_Set task_
Each entry below is to be duplicated verbatim.

== Available data

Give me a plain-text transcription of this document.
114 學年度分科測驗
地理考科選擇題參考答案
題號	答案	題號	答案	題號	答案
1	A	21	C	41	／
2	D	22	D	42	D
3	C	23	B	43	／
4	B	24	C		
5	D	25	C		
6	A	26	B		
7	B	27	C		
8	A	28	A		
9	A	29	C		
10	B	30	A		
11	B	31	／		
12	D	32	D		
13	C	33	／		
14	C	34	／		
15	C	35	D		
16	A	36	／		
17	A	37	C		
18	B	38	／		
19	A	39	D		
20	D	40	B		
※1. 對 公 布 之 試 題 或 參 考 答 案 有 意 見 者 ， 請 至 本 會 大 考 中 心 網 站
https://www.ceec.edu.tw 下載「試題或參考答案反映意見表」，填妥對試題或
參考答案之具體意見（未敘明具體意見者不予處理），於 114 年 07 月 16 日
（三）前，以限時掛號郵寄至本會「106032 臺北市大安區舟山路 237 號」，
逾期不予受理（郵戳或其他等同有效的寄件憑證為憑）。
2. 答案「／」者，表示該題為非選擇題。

====

_Answer for the task_
Give me a plain-text transcription of this document.
114 學年度分科測驗
地理考科選擇題參考答案
題號	答案	題號	答案	題號	答案
1	A	21	C	41	／
2	D	22	D	42	D
3	C	23	B	43	／
4	B	24	C		
5	D	25	C		
6	A	26	B		
7	B	27	C		
8	A	28	A		
9	A	29	C		
10	B	30	A		
11	B	31	／		
12	D	32	D		
13	C	33	／		
14	C	34	／		
15	C	35	D		
16	A	36	／		
17	A	37	C		
18	B	38	／		
19	A	39	D		
20	D	40	B		
※1. 對 公 布 之 試 題 或 參 考 答 案 有 意 見 者 ， 請 至 本 會 大 考 中 心 網 站
https://www.ceec.edu.tw 下載「試題或參考答案反映意見表」，填妥對試題或
參考答案之具體意見（未敘明具體意見者不予處理），於 114 年 07 月 16 日
（三）前，以限時掛號郵寄至本會「106032 臺北市大安區舟山路 237 號」，
逾期不予受理（郵戳或其他等同有效的寄件憑證為憑）。
2. 答案「／」者，表示該題為非選擇題。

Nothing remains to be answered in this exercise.